--- begin Provided information ---

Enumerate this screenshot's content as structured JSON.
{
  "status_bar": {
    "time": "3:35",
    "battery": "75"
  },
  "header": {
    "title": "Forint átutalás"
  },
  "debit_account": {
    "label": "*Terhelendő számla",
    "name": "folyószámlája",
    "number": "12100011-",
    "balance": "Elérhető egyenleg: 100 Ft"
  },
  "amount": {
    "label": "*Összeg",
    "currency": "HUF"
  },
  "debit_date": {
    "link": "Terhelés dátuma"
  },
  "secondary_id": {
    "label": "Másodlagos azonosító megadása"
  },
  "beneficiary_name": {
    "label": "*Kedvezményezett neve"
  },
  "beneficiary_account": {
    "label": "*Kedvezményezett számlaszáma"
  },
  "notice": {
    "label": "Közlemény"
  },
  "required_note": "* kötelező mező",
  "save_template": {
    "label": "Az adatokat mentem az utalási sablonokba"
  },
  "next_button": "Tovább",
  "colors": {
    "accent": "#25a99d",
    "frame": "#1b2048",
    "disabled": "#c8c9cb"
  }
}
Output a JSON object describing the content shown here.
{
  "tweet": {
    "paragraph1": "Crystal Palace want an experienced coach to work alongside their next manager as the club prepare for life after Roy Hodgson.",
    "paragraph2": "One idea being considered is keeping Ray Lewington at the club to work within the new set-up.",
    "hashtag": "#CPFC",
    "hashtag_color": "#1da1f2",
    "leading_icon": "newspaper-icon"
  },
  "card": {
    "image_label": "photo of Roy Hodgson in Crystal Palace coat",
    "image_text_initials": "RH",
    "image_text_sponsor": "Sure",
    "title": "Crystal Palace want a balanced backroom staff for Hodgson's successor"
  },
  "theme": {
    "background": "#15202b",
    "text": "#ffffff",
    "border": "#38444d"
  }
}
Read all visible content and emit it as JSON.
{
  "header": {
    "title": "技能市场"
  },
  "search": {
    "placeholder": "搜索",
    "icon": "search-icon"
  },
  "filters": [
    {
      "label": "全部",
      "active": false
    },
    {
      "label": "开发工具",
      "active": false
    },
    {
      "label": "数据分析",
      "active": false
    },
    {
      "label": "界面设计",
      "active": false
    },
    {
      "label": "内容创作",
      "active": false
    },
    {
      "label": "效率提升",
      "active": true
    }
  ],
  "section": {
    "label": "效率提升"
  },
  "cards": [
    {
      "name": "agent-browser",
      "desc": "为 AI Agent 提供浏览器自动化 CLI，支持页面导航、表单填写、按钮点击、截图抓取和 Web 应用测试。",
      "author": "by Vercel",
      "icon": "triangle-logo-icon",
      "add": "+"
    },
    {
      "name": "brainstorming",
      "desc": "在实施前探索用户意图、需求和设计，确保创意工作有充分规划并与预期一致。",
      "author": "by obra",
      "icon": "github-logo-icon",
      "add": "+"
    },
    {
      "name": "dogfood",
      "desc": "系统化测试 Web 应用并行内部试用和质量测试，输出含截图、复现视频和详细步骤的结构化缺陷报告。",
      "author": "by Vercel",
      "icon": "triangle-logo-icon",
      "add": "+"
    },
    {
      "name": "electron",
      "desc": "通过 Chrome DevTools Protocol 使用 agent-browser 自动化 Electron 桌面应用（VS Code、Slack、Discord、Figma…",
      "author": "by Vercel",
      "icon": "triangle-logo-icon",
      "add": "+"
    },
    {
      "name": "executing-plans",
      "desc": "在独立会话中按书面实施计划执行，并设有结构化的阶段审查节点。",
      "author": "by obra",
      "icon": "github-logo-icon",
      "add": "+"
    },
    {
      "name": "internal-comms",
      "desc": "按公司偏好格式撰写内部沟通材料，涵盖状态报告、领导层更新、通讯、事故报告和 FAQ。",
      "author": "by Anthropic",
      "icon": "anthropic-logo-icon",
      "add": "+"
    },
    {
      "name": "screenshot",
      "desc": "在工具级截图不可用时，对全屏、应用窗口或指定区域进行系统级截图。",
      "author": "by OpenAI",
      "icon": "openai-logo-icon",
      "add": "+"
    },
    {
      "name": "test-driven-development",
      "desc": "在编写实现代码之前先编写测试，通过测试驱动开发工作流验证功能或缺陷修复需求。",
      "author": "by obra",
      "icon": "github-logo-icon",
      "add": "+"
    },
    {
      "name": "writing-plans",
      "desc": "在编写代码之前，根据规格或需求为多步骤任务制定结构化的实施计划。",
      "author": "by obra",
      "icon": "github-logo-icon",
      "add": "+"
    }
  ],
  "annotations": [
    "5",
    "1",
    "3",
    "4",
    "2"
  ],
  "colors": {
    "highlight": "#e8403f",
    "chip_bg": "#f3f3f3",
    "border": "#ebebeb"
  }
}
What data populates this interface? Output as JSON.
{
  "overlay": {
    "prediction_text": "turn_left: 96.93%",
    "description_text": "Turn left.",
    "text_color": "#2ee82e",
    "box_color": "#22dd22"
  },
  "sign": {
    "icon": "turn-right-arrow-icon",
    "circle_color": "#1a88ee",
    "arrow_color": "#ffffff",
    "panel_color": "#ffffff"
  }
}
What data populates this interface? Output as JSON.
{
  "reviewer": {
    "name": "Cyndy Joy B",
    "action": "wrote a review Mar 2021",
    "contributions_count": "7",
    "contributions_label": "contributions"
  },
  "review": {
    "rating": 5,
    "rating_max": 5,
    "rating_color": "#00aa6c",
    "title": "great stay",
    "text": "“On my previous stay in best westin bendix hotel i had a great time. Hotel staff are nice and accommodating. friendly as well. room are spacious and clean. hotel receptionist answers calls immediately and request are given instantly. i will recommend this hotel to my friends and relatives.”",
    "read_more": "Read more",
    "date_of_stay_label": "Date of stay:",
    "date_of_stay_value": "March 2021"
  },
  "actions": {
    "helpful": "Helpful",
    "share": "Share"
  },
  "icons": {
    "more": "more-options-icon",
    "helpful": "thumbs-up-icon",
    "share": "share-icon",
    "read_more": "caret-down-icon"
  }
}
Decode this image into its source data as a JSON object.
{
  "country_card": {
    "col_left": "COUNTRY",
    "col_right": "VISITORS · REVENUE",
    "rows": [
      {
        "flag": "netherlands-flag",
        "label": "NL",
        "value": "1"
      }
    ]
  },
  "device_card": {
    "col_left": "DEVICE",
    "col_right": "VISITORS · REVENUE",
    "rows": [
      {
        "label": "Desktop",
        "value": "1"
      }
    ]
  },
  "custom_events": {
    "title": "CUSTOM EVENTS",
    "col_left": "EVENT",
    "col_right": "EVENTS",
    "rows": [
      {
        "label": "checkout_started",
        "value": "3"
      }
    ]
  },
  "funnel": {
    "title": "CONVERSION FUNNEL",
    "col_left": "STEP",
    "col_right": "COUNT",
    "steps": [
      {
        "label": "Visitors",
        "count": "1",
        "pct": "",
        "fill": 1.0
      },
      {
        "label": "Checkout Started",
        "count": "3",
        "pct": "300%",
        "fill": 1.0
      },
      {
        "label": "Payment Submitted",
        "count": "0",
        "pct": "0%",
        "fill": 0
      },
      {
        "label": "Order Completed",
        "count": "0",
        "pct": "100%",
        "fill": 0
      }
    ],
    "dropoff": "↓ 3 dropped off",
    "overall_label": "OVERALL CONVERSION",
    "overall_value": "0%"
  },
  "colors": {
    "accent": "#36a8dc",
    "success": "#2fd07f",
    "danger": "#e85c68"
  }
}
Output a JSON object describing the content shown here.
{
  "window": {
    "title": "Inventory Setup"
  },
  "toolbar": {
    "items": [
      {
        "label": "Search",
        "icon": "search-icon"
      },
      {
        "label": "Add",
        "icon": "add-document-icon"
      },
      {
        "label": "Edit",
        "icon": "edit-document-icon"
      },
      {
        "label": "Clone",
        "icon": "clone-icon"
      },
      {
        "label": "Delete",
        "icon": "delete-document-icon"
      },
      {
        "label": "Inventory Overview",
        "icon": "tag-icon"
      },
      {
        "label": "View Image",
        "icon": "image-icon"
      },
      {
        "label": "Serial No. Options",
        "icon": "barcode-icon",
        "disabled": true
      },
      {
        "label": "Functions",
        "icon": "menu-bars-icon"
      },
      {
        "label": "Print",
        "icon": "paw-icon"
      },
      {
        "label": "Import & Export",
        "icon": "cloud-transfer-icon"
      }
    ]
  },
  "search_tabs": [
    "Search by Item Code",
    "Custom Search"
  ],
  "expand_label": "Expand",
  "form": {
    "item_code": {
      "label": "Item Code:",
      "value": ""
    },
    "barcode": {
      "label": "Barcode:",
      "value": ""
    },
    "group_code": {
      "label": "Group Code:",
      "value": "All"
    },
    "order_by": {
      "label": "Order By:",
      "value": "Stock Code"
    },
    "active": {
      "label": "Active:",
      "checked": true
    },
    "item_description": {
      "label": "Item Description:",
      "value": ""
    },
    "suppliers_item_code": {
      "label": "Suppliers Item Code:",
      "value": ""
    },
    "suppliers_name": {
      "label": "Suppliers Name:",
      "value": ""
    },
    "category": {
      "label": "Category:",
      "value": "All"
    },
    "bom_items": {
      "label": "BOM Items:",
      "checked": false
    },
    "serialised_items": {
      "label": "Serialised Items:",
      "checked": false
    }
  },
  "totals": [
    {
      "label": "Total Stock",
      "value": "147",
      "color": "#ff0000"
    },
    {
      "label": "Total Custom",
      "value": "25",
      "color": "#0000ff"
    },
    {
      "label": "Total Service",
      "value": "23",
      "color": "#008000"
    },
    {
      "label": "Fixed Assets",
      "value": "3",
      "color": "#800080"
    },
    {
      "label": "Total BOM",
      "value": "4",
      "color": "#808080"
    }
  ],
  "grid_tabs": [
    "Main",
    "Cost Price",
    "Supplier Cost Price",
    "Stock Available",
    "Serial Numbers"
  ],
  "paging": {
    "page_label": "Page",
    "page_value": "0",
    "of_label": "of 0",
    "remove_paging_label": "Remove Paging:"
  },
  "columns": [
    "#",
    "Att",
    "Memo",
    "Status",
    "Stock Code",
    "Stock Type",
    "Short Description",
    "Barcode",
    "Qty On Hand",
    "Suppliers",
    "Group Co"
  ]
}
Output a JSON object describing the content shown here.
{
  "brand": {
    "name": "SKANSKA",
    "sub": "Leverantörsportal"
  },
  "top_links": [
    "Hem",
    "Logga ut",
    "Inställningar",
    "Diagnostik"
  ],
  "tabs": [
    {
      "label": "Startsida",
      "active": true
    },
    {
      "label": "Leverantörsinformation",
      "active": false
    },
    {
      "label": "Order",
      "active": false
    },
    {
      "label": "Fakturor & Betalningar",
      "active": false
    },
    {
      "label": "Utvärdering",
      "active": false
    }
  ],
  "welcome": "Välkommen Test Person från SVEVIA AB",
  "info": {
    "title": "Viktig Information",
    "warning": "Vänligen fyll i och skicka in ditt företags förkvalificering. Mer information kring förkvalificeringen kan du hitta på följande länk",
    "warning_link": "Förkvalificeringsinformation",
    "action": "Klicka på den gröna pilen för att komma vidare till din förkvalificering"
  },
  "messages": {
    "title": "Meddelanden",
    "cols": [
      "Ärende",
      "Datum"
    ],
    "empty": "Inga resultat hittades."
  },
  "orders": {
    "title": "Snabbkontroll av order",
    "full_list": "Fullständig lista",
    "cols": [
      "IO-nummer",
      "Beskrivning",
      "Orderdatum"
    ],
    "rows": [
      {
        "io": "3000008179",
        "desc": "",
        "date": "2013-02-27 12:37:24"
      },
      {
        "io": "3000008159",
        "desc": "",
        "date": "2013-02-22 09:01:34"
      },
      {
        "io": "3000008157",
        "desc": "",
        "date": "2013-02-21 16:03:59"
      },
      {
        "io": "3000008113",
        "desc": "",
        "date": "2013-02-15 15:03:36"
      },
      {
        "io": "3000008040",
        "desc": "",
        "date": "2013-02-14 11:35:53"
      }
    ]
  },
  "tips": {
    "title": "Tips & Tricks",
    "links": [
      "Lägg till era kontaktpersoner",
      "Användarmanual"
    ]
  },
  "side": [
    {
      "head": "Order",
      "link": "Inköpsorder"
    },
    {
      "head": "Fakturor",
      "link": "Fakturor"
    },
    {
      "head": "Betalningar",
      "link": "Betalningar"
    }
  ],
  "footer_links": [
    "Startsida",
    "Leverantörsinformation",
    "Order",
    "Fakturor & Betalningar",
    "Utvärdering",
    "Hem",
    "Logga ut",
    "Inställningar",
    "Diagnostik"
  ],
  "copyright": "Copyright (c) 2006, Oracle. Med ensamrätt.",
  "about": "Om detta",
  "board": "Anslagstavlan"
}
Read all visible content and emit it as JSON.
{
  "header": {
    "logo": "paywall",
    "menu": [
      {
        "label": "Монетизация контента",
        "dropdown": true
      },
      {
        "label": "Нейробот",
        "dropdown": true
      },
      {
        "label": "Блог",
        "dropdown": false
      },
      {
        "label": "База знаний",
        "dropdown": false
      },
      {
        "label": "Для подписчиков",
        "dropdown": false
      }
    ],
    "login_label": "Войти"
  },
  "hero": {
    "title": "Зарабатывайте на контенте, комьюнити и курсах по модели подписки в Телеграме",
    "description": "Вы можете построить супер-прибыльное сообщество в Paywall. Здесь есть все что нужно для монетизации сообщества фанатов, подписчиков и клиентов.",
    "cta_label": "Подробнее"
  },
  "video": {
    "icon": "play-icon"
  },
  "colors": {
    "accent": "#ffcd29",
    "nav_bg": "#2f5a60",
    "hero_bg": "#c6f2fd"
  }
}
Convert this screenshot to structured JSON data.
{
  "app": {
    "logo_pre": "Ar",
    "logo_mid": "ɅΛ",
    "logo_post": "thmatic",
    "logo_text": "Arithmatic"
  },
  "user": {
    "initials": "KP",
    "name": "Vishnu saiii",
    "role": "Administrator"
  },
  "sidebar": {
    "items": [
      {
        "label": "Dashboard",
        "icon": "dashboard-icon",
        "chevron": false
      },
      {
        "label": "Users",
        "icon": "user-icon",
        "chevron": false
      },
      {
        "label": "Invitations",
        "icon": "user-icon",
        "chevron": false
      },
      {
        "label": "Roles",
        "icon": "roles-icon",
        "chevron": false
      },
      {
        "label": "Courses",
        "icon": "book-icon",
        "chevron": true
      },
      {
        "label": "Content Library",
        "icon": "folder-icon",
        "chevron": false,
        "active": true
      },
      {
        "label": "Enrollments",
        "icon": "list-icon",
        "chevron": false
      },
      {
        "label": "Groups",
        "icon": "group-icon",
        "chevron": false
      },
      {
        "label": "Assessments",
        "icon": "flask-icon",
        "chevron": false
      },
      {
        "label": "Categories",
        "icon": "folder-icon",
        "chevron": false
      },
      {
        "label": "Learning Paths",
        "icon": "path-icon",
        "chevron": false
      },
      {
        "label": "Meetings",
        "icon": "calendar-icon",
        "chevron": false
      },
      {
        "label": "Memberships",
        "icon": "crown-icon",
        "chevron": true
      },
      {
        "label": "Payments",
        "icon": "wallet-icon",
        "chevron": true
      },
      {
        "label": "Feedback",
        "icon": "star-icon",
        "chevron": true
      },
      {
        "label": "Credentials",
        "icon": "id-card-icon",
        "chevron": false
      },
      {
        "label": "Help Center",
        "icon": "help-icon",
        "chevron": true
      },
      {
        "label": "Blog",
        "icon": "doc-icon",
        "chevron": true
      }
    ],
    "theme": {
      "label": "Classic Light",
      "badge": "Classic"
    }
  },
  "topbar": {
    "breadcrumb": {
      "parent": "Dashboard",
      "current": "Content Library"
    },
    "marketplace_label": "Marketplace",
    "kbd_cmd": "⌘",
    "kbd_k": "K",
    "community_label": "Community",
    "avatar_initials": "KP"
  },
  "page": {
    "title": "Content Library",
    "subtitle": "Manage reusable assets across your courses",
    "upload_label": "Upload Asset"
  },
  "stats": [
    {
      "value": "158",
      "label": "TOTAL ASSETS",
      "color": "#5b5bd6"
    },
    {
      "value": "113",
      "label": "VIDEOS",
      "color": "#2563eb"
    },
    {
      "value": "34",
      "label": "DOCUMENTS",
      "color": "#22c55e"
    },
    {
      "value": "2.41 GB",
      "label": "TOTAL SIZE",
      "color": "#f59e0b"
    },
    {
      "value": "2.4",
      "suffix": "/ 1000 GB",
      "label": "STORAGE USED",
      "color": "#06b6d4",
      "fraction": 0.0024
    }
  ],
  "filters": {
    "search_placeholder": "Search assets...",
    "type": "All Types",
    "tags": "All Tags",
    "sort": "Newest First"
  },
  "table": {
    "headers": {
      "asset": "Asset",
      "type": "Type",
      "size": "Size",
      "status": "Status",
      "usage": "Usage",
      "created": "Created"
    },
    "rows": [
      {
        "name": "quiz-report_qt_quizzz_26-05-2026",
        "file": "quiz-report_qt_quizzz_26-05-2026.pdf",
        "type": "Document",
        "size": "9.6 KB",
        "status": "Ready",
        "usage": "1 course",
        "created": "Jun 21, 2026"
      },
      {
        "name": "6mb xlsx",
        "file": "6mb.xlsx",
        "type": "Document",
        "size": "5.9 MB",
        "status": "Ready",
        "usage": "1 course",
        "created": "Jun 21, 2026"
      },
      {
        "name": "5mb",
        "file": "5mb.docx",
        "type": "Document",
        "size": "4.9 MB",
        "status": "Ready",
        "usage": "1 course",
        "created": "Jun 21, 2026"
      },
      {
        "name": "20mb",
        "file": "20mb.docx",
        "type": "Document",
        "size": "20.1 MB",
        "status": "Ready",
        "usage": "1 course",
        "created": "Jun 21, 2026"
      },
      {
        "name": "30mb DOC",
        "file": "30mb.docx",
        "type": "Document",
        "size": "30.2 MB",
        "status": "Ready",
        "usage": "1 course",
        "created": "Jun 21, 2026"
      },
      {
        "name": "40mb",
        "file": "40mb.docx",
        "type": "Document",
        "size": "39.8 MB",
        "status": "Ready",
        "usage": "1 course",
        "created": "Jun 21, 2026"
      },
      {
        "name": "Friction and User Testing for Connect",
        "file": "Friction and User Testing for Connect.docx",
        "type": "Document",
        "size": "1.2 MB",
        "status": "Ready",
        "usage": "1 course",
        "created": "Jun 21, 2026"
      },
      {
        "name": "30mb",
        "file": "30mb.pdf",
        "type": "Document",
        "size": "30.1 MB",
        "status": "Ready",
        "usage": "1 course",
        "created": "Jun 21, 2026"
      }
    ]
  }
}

--- end Provided information ---

■ **Work to do**: Pull out all lines from the listing that contain the string "Connect".

■ **Full output**:
        "name": "Friction and User Testing for Connect",
        "file": "Friction and User Testing for Connect.docx",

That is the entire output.